*** The data

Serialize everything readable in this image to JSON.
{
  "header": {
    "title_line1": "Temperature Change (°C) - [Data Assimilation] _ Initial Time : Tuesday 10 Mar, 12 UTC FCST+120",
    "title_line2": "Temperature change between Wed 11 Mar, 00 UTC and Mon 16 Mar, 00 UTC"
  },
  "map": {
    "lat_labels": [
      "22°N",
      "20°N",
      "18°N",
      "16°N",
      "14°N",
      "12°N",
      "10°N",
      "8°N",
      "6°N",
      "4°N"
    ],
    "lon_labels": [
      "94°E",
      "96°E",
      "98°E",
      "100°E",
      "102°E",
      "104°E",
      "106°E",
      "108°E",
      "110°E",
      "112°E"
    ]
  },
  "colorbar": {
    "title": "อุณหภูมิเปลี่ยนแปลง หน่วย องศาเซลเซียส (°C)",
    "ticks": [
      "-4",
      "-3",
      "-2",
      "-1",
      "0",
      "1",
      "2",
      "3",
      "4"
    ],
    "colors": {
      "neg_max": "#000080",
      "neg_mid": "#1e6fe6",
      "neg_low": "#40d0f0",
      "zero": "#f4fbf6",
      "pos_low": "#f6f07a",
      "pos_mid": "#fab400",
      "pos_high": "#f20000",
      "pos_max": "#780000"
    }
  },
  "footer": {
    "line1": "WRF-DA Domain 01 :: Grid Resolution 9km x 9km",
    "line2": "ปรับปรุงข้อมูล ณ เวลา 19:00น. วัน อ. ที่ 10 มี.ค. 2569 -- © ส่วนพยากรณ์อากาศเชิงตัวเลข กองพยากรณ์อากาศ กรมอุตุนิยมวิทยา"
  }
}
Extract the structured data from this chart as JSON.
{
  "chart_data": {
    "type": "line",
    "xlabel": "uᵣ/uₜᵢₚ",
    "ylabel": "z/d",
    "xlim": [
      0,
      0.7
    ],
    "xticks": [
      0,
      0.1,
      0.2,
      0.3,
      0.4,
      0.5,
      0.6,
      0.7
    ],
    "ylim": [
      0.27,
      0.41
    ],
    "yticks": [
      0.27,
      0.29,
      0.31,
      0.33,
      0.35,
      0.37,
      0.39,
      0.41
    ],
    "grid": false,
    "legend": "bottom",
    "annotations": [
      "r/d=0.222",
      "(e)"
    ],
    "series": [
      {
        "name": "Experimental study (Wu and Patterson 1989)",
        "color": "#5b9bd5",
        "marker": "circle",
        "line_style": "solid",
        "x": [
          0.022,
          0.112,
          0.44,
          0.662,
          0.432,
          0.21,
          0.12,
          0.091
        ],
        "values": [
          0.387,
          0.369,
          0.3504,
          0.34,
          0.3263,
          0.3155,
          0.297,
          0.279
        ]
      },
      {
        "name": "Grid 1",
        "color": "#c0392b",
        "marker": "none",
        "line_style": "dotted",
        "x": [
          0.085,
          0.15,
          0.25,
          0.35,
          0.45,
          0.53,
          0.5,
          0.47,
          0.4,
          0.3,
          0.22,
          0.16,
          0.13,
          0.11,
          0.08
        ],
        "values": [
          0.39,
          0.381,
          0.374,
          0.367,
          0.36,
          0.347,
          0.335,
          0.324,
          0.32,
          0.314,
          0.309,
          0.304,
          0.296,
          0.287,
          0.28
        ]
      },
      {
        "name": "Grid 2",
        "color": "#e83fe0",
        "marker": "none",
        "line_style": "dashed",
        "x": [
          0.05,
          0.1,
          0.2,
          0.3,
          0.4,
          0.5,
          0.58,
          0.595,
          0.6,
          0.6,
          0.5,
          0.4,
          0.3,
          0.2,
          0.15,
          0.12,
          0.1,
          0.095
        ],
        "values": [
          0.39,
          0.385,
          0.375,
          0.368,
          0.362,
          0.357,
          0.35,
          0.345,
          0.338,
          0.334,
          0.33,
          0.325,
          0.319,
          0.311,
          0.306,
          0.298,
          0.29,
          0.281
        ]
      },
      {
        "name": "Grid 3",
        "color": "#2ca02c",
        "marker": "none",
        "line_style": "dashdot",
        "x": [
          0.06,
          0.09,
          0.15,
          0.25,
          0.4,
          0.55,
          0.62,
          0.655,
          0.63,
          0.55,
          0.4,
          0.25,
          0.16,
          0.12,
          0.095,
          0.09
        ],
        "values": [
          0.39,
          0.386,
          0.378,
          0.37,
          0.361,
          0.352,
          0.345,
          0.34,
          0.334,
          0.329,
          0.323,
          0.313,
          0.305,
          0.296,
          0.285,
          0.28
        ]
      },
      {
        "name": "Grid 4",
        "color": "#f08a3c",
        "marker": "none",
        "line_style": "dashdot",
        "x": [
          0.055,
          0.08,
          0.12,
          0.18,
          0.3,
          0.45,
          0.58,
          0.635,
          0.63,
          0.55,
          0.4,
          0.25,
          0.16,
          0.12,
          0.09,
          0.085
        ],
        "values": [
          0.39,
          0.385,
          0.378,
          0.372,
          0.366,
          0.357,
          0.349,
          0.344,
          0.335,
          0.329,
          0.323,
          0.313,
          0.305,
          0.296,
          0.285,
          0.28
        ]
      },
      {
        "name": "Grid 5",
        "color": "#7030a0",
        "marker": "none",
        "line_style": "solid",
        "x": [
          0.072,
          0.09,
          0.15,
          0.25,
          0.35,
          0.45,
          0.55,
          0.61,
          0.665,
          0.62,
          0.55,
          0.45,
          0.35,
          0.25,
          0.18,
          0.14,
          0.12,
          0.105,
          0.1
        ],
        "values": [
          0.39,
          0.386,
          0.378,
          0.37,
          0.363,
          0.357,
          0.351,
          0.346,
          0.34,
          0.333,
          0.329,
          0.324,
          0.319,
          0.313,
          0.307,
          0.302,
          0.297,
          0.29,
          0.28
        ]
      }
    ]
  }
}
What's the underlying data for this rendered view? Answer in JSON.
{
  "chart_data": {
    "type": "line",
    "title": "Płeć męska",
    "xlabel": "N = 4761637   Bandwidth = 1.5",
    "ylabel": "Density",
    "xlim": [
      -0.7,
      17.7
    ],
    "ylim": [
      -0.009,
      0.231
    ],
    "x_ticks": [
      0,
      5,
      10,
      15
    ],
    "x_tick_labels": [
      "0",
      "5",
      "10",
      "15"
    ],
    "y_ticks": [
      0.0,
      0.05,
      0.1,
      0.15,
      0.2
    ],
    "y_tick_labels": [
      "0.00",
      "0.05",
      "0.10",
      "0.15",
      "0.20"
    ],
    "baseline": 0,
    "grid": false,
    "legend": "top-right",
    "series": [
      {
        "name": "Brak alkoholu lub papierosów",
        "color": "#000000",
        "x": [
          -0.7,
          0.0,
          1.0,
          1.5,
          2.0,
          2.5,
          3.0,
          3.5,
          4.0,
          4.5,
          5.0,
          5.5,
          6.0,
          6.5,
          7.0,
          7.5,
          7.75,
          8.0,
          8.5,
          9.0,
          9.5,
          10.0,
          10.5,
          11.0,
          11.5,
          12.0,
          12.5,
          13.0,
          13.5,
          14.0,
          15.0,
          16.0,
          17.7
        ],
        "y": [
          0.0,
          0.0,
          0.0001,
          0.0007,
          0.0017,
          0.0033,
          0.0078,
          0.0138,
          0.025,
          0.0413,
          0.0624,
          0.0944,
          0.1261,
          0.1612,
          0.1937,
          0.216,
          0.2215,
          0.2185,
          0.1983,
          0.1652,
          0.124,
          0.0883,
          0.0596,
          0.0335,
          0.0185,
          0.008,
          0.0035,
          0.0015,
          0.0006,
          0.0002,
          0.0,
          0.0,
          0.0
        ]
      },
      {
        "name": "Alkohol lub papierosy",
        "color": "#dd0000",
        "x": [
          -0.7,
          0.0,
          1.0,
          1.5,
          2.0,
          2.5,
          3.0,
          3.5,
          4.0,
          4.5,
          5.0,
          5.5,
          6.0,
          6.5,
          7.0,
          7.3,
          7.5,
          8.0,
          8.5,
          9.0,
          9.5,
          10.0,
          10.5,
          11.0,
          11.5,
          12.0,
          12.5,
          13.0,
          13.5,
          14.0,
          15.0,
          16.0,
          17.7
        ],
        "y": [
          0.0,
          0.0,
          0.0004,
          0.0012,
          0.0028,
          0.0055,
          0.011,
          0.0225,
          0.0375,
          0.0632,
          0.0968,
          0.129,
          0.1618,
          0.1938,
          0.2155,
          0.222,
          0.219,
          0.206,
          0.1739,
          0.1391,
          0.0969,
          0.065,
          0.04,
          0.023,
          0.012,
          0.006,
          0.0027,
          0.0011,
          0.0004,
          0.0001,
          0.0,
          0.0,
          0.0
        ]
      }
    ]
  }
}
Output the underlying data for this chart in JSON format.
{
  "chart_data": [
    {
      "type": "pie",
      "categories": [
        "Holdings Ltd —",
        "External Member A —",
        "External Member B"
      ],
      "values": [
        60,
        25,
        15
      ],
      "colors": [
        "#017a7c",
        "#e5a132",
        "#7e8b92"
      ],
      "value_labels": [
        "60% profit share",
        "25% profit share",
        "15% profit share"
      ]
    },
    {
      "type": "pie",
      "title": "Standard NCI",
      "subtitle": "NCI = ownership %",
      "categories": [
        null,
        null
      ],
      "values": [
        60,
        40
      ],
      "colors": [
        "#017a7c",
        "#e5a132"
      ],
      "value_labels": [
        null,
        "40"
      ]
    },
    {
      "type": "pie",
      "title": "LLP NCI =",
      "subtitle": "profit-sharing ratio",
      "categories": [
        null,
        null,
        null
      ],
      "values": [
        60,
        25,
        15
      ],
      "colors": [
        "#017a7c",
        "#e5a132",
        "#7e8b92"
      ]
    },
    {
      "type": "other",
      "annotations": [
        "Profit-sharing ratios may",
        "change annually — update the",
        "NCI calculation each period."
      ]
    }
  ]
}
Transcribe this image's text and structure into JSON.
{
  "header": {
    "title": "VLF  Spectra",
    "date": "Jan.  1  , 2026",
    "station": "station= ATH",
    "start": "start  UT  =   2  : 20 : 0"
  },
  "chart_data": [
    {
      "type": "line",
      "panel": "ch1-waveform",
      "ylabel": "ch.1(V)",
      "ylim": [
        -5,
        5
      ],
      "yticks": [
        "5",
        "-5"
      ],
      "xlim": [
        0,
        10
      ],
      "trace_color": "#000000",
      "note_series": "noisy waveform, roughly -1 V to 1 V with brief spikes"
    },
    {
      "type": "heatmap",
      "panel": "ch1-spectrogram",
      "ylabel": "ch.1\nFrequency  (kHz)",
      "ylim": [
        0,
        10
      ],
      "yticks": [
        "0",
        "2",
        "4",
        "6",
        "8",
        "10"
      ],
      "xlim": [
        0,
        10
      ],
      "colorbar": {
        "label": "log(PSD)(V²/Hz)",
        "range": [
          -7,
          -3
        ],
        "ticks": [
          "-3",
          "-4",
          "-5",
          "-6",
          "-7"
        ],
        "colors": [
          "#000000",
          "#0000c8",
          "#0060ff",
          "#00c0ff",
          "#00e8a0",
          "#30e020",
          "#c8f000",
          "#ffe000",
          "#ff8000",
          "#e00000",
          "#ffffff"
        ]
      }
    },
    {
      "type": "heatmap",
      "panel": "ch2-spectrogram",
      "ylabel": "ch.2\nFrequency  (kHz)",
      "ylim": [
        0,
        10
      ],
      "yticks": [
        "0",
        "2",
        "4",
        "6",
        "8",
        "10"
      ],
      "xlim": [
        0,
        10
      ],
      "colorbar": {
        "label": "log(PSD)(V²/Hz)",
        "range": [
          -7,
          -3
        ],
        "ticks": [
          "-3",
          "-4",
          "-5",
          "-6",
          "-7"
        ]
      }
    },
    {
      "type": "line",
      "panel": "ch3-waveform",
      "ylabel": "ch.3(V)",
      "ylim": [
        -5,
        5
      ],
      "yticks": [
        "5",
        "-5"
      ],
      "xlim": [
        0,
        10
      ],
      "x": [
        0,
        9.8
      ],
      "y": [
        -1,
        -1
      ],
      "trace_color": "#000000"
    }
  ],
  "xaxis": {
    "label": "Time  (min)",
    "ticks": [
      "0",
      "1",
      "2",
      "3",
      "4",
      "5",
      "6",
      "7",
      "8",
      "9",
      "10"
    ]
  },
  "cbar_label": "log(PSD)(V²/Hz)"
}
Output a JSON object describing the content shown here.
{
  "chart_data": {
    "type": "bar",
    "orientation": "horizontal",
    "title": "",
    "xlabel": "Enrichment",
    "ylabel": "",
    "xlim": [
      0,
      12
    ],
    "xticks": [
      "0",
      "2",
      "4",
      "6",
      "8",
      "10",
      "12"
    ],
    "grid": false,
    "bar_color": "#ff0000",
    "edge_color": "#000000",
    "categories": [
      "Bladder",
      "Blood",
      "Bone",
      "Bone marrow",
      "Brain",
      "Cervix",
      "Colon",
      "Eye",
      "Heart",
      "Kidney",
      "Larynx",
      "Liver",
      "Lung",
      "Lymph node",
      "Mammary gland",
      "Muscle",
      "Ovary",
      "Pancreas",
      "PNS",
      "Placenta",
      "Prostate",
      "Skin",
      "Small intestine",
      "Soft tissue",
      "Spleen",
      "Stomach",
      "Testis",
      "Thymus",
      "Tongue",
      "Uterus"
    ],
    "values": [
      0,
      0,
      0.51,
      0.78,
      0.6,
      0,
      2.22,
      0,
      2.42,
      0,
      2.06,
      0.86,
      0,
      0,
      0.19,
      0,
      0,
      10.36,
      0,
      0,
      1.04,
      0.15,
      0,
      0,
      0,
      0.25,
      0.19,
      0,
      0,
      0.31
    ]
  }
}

******

## Aim of the exercise
Look through the material and copy each line that has "ylabel".

## Response below
    "ylabel": "z/d",
    "ylabel": "Density",
      "ylabel": "ch.1(V)",
      "ylabel": "ch.1\nFrequency  (kHz)",
      "ylabel": "ch.2\nFrequency  (kHz)",
      "ylabel": "ch.3(V)",
    "ylabel": "",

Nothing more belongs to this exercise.